--- start of Data extract ---

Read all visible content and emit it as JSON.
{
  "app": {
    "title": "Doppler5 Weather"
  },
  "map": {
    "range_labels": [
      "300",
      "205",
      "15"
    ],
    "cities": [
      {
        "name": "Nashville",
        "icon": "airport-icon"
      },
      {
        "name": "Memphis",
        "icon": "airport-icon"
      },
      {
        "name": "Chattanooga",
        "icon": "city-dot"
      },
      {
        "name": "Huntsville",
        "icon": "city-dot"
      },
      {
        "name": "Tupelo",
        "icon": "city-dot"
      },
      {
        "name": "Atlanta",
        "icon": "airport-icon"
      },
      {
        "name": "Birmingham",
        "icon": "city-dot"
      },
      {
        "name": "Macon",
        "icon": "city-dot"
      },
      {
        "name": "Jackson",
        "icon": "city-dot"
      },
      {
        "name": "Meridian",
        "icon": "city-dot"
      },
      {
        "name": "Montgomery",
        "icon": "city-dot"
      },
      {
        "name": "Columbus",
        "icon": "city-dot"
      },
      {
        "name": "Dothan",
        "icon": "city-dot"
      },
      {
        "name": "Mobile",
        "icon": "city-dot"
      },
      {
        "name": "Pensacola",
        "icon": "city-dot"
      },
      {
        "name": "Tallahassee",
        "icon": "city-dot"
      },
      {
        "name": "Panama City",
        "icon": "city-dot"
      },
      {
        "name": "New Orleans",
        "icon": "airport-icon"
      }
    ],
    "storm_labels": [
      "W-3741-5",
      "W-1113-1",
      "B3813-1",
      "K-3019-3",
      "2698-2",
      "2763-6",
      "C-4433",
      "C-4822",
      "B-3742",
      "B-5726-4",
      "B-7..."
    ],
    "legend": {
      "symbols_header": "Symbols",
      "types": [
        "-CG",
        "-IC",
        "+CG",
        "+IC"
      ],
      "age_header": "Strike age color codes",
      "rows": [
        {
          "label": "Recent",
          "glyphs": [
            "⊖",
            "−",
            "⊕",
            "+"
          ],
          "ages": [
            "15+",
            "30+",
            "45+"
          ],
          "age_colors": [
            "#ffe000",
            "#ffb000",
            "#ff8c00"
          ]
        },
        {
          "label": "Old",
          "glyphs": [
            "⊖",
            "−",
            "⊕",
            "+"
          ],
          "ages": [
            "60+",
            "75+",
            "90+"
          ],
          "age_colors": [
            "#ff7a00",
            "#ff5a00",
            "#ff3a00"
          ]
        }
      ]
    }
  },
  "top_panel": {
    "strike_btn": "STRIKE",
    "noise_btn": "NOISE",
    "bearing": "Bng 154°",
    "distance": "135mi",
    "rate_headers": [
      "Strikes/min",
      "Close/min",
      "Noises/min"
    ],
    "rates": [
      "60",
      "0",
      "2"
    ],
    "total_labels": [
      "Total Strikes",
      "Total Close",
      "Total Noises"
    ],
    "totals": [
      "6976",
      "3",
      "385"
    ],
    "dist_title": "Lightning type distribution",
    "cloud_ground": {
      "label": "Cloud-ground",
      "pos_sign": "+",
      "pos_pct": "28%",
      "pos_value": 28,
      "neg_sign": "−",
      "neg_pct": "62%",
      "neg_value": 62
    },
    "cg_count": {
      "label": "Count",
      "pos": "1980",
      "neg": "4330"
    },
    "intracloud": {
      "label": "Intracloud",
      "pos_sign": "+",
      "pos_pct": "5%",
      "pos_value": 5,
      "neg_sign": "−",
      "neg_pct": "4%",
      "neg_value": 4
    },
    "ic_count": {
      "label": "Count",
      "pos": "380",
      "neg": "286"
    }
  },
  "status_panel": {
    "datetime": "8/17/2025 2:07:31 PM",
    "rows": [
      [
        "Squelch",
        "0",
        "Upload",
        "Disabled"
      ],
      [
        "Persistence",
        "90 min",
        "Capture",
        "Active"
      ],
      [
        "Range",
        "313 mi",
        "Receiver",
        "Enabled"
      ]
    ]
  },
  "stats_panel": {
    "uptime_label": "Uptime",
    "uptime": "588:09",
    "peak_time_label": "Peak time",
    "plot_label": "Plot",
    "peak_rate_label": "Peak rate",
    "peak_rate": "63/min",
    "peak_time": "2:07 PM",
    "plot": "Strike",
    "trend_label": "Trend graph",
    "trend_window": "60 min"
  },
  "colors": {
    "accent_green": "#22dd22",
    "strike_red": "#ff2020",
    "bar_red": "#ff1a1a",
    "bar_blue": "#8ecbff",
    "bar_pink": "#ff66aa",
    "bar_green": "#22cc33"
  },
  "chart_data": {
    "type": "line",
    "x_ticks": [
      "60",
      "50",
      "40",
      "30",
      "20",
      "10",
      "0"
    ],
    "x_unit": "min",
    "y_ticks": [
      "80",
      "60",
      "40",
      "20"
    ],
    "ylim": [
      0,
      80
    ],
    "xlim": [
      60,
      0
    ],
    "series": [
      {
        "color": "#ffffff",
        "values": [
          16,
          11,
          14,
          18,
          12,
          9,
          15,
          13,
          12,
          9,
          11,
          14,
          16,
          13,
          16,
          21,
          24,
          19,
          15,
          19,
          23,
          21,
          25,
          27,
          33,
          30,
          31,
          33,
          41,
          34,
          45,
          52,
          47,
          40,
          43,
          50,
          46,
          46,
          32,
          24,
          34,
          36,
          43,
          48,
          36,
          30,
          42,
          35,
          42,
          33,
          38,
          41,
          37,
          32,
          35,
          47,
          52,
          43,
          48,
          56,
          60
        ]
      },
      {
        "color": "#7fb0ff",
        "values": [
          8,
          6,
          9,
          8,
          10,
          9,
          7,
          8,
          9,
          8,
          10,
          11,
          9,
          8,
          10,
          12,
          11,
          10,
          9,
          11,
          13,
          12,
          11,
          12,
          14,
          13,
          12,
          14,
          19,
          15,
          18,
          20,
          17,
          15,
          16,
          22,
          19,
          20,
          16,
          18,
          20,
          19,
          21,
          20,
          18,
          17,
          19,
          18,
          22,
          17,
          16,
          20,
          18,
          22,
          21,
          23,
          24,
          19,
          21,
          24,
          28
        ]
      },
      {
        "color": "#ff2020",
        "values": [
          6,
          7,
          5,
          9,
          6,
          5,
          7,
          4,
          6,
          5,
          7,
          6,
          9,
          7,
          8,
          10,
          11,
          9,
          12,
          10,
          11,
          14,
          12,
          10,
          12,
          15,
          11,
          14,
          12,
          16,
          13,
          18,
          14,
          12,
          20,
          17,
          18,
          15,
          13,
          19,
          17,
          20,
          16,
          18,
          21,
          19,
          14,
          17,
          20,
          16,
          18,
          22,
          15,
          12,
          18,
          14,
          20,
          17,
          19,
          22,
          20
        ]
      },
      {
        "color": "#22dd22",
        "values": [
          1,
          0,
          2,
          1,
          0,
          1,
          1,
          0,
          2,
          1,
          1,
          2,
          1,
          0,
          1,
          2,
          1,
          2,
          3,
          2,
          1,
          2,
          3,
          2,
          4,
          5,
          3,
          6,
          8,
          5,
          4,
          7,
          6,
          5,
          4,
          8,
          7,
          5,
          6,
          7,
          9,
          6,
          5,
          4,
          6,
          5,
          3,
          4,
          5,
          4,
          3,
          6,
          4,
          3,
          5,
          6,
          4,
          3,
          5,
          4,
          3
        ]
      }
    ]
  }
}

--- end of Data extract ---

## [Exercise objective]
Write out every line from the records above, word for word.

## [Solution to this exercise]
Read all visible content and emit it as JSON.
{
  "app": {
    "title": "Doppler5 Weather"
  },
  "map": {
    "range_labels": [
      "300",
      "205",
      "15"
    ],
    "cities": [
      {
        "name": "Nashville",
        "icon": "airport-icon"
      },
      {
        "name": "Memphis",
        "icon": "airport-icon"
      },
      {
        "name": "Chattanooga",
        "icon": "city-dot"
      },
      {
        "name": "Huntsville",
        "icon": "city-dot"
      },
      {
        "name": "Tupelo",
        "icon": "city-dot"
      },
      {
        "name": "Atlanta",
        "icon": "airport-icon"
      },
      {
        "name": "Birmingham",
        "icon": "city-dot"
      },
      {
        "name": "Macon",
        "icon": "city-dot"
      },
      {
        "name": "Jackson",
        "icon": "city-dot"
      },
      {
        "name": "Meridian",
        "icon": "city-dot"
      },
      {
        "name": "Montgomery",
        "icon": "city-dot"
      },
      {
        "name": "Columbus",
        "icon": "city-dot"
      },
      {
        "name": "Dothan",
        "icon": "city-dot"
      },
      {
        "name": "Mobile",
        "icon": "city-dot"
      },
      {
        "name": "Pensacola",
        "icon": "city-dot"
      },
      {
        "name": "Tallahassee",
        "icon": "city-dot"
      },
      {
        "name": "Panama City",
        "icon": "city-dot"
      },
      {
        "name": "New Orleans",
        "icon": "airport-icon"
      }
    ],
    "storm_labels": [
      "W-3741-5",
      "W-1113-1",
      "B3813-1",
      "K-3019-3",
      "2698-2",
      "2763-6",
      "C-4433",
      "C-4822",
      "B-3742",
      "B-5726-4",
      "B-7..."
    ],
    "legend": {
      "symbols_header": "Symbols",
      "types": [
        "-CG",
        "-IC",
        "+CG",
        "+IC"
      ],
      "age_header": "Strike age color codes",
      "rows": [
        {
          "label": "Recent",
          "glyphs": [
            "⊖",
            "−",
            "⊕",
            "+"
          ],
          "ages": [
            "15+",
            "30+",
            "45+"
          ],
          "age_colors": [
            "#ffe000",
            "#ffb000",
            "#ff8c00"
          ]
        },
        {
          "label": "Old",
          "glyphs": [
            "⊖",
            "−",
            "⊕",
            "+"
          ],
          "ages": [
            "60+",
            "75+",
            "90+"
          ],
          "age_colors": [
            "#ff7a00",
            "#ff5a00",
            "#ff3a00"
          ]
        }
      ]
    }
  },
  "top_panel": {
    "strike_btn": "STRIKE",
    "noise_btn": "NOISE",
    "bearing": "Bng 154°",
    "distance": "135mi",
    "rate_headers": [
      "Strikes/min",
      "Close/min",
      "Noises/min"
    ],
    "rates": [
      "60",
      "0",
      "2"
    ],
    "total_labels": [
      "Total Strikes",
      "Total Close",
      "Total Noises"
    ],
    "totals": [
      "6976",
      "3",
      "385"
    ],
    "dist_title": "Lightning type distribution",
    "cloud_ground": {
      "label": "Cloud-ground",
      "pos_sign": "+",
      "pos_pct": "28%",
      "pos_value": 28,
      "neg_sign": "−",
      "neg_pct": "62%",
      "neg_value": 62
    },
    "cg_count": {
      "label": "Count",
      "pos": "1980",
      "neg": "4330"
    },
    "intracloud": {
      "label": "Intracloud",
      "pos_sign": "+",
      "pos_pct": "5%",
      "pos_value": 5,
      "neg_sign": "−",
      "neg_pct": "4%",
      "neg_value": 4
    },
    "ic_count": {
      "label": "Count",
      "pos": "380",
      "neg": "286"
    }
  },
  "status_panel": {
    "datetime": "8/17/2025 2:07:31 PM",
    "rows": [
      [
        "Squelch",
        "0",
        "Upload",
        "Disabled"
      ],
      [
        "Persistence",
        "90 min",
        "Capture",
        "Active"
      ],
      [
        "Range",
        "313 mi",
        "Receiver",
        "Enabled"
      ]
    ]
  },
  "stats_panel": {
    "uptime_label": "Uptime",
    "uptime": "588:09",
    "peak_time_label": "Peak time",
    "plot_label": "Plot",
    "peak_rate_label": "Peak rate",
    "peak_rate": "63/min",
    "peak_time": "2:07 PM",
    "plot": "Strike",
    "trend_label": "Trend graph",
    "trend_window": "60 min"
  },
  "colors": {
    "accent_green": "#22dd22",
    "strike_red": "#ff2020",
    "bar_red": "#ff1a1a",
    "bar_blue": "#8ecbff",
    "bar_pink": "#ff66aa",
    "bar_green": "#22cc33"
  },
  "chart_data": {
    "type": "line",
    "x_ticks": [
      "60",
      "50",
      "40",
      "30",
      "20",
      "10",
      "0"
    ],
    "x_unit": "min",
    "y_ticks": [
      "80",
      "60",
      "40",
      "20"
    ],
    "ylim": [
      0,
      80
    ],
    "xlim": [
      60,
      0
    ],
    "series": [
      {
        "color": "#ffffff",
        "values": [
          16,
          11,
          14,
          18,
          12,
          9,
          15,
          13,
          12,
          9,
          11,
          14,
          16,
          13,
          16,
          21,
          24,
          19,
          15,
          19,
          23,
          21,
          25,
          27,
          33,
          30,
          31,
          33,
          41,
          34,
          45,
          52,
          47,
          40,
          43,
          50,
          46,
          46,
          32,
          24,
          34,
          36,
          43,
          48,
          36,
          30,
          42,
          35,
          42,
          33,
          38,
          41,
          37,
          32,
          35,
          47,
          52,
          43,
          48,
          56,
          60
        ]
      },
      {
        "color": "#7fb0ff",
        "values": [
          8,
          6,
          9,
          8,
          10,
          9,
          7,
          8,
          9,
          8,
          10,
          11,
          9,
          8,
          10,
          12,
          11,
          10,
          9,
          11,
          13,
          12,
          11,
          12,
          14,
          13,
          12,
          14,
          19,
          15,
          18,
          20,
          17,
          15,
          16,
          22,
          19,
          20,
          16,
          18,
          20,
          19,
          21,
          20,
          18,
          17,
          19,
          18,
          22,
          17,
          16,
          20,
          18,
          22,
          21,
          23,
          24,
          19,
          21,
          24,
          28
        ]
      },
      {
        "color": "#ff2020",
        "values": [
          6,
          7,
          5,
          9,
          6,
          5,
          7,
          4,
          6,
          5,
          7,
          6,
          9,
          7,
          8,
          10,
          11,
          9,
          12,
          10,
          11,
          14,
          12,
          10,
          12,
          15,
          11,
          14,
          12,
          16,
          13,
          18,
          14,
          12,
          20,
          17,
          18,
          15,
          13,
          19,
          17,
          20,
          16,
          18,
          21,
          19,
          14,
          17,
          20,
          16,
          18,
          22,
          15,
          12,
          18,
          14,
          20,
          17,
          19,
          22,
          20
        ]
      },
      {
        "color": "#22dd22",
        "values": [
          1,
          0,
          2,
          1,
          0,
          1,
          1,
          0,
          2,
          1,
          1,
          2,
          1,
          0,
          1,
          2,
          1,
          2,
          3,
          2,
          1,
          2,
          3,
          2,
          4,
          5,
          3,
          6,
          8,
          5,
          4,
          7,
          6,
          5,
          4,
          8,
          7,
          5,
          6,
          7,
          9,
          6,
          5,
          4,
          6,
          5,
          3,
          4,
          5,
          4,
          3,
          6,
          4,
          3,
          5,
          6,
          4,
          3,
          5,
          4,
          3
        ]
      }
    ]
  }
}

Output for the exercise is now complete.